**To be done**
State how many lines of the data contain the word "color", and write nothing besides the number.
Records for the task start
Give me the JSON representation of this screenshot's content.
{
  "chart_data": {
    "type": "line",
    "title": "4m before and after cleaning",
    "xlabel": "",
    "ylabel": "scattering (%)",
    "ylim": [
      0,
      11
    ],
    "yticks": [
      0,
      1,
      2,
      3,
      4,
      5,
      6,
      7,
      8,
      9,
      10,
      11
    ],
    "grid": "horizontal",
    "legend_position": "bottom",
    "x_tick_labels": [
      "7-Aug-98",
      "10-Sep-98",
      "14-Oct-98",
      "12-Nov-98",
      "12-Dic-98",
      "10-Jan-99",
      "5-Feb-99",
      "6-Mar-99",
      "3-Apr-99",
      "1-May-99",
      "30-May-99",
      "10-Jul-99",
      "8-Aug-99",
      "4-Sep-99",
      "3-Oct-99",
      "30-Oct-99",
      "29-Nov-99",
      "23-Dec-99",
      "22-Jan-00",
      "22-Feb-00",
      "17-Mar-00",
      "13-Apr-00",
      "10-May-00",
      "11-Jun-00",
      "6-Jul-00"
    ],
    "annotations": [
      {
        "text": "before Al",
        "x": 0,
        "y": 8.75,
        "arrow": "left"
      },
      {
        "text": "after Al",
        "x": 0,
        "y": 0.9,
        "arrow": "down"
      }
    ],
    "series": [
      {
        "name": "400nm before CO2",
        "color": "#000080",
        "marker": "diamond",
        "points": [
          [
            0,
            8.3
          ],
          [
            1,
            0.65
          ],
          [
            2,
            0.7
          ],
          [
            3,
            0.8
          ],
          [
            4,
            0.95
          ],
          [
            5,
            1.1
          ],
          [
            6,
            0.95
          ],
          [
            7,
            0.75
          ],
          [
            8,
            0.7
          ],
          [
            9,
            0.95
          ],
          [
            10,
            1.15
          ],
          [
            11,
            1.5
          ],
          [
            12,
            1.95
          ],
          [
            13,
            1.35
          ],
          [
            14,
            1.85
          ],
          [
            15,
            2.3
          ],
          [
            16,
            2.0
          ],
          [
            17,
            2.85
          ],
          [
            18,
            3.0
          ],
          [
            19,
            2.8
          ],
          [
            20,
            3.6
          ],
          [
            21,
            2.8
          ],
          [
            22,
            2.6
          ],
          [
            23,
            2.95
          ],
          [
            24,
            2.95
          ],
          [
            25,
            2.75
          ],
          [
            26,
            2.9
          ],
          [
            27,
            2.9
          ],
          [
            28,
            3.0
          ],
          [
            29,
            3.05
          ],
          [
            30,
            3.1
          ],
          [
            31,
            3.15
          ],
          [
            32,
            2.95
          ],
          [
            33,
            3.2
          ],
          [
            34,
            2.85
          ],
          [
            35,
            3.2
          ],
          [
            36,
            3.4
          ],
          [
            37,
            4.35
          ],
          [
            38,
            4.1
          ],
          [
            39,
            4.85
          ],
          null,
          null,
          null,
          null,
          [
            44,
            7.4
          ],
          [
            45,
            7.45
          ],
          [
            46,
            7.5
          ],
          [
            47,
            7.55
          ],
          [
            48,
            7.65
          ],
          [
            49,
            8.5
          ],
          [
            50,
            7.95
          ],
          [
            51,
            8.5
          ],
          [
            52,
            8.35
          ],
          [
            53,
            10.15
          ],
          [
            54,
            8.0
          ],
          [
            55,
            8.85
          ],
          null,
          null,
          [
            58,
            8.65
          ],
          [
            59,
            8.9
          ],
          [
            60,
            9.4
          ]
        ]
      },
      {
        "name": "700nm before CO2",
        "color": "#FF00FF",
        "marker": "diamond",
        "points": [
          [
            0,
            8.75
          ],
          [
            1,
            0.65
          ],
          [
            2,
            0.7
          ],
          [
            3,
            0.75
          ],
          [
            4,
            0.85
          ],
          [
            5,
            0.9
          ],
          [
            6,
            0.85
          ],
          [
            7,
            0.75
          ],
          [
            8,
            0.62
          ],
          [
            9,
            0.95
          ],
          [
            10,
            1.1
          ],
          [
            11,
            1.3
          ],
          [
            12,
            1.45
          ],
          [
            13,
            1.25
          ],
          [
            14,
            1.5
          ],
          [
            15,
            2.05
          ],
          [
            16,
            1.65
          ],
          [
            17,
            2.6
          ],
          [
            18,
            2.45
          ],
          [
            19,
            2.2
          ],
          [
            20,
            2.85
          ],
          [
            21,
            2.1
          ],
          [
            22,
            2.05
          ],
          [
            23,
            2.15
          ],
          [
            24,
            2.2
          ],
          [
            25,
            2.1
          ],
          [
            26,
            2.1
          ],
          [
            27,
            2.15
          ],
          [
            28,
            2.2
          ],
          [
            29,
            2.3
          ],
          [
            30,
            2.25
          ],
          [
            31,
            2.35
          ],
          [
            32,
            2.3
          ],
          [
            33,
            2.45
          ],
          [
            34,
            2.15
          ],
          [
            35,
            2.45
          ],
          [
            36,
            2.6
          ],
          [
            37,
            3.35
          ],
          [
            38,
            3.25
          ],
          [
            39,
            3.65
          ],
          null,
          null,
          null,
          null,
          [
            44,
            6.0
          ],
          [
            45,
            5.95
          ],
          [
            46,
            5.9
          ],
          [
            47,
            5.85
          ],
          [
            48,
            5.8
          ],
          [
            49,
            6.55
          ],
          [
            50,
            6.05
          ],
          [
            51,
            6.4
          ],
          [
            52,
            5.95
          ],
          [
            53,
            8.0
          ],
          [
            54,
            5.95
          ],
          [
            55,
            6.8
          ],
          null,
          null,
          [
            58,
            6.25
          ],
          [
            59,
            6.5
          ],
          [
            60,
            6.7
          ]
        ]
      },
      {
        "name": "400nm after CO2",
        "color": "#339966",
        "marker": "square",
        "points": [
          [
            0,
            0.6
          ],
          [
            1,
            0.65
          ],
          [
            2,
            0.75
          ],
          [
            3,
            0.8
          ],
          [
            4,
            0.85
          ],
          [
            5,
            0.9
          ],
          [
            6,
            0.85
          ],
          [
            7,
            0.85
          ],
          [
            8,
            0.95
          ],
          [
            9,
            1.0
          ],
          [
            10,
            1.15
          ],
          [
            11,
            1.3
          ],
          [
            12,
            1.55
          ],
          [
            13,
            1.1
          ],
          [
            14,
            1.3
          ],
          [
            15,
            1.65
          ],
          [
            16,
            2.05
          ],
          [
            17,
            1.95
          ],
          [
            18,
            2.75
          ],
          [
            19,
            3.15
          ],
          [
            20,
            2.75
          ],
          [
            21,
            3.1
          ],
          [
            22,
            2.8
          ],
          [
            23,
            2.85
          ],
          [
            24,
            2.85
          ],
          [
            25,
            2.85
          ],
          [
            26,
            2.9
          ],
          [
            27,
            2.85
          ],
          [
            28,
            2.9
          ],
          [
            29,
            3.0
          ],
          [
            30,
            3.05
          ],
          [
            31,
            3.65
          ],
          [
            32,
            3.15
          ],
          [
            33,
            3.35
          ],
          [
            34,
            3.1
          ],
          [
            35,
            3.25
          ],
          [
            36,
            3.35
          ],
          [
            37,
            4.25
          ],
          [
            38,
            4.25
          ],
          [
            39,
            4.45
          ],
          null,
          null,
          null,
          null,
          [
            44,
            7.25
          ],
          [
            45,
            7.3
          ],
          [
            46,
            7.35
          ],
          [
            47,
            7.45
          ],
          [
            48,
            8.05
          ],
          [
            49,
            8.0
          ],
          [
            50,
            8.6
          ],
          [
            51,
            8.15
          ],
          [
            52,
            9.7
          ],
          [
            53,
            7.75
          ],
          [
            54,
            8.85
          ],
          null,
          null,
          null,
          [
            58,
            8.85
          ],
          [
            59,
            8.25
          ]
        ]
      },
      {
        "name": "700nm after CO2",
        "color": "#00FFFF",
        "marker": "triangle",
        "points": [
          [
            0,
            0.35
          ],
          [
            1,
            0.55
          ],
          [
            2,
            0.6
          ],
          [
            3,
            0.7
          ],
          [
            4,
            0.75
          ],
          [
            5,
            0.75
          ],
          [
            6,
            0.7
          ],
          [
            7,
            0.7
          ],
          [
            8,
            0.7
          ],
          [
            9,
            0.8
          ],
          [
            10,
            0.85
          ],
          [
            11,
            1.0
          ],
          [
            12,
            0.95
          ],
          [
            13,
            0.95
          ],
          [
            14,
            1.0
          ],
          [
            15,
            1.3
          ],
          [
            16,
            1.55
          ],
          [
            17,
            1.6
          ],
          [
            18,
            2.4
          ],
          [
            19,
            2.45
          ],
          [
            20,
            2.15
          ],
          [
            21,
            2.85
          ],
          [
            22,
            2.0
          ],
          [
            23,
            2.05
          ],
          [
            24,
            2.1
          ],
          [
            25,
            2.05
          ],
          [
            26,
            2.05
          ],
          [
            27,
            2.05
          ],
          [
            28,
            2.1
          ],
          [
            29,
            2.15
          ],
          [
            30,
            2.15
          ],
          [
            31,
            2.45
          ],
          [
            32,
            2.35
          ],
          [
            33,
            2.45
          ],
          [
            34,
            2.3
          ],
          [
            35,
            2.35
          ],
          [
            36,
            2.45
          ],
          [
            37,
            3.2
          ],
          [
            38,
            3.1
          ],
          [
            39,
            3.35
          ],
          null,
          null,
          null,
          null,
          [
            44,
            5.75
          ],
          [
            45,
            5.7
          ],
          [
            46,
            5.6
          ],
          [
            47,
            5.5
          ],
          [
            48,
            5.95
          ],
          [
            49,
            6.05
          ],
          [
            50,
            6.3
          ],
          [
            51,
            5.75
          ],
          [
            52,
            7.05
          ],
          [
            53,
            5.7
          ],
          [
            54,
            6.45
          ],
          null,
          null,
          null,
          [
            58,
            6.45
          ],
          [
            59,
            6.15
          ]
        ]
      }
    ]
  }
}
Records for the task end
**Reply to the exercise**
4